* [EXERCISE]
Can you pull out each line of the data below that includes the word "Available"?

* [LISTED ENTRIES]
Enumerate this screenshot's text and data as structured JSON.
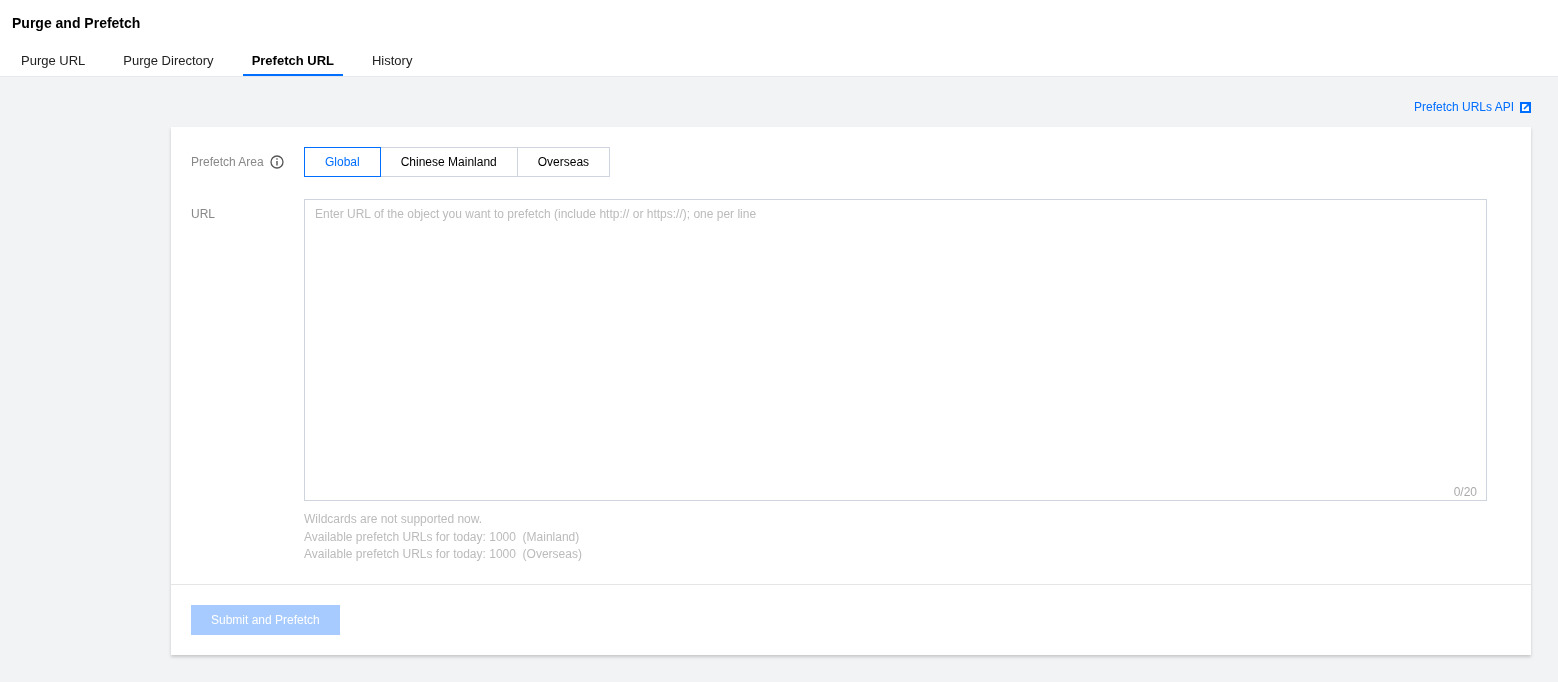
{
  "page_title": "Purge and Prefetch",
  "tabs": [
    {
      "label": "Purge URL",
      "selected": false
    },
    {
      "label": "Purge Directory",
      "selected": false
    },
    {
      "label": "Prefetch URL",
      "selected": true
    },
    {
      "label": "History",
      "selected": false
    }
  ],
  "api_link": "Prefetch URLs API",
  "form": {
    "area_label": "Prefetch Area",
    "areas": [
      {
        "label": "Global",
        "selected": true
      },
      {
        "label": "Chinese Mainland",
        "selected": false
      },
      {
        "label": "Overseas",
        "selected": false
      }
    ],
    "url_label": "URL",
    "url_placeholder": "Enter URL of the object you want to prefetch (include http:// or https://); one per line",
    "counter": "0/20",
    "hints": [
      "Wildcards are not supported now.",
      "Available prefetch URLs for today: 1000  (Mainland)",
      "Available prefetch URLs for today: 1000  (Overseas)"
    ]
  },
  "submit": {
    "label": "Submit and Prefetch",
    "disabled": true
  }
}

* [EXERCISE OUTPUT]
      "Available prefetch URLs for today: 1000  (Mainland)",
      "Available prefetch URLs for today: 1000  (Overseas)"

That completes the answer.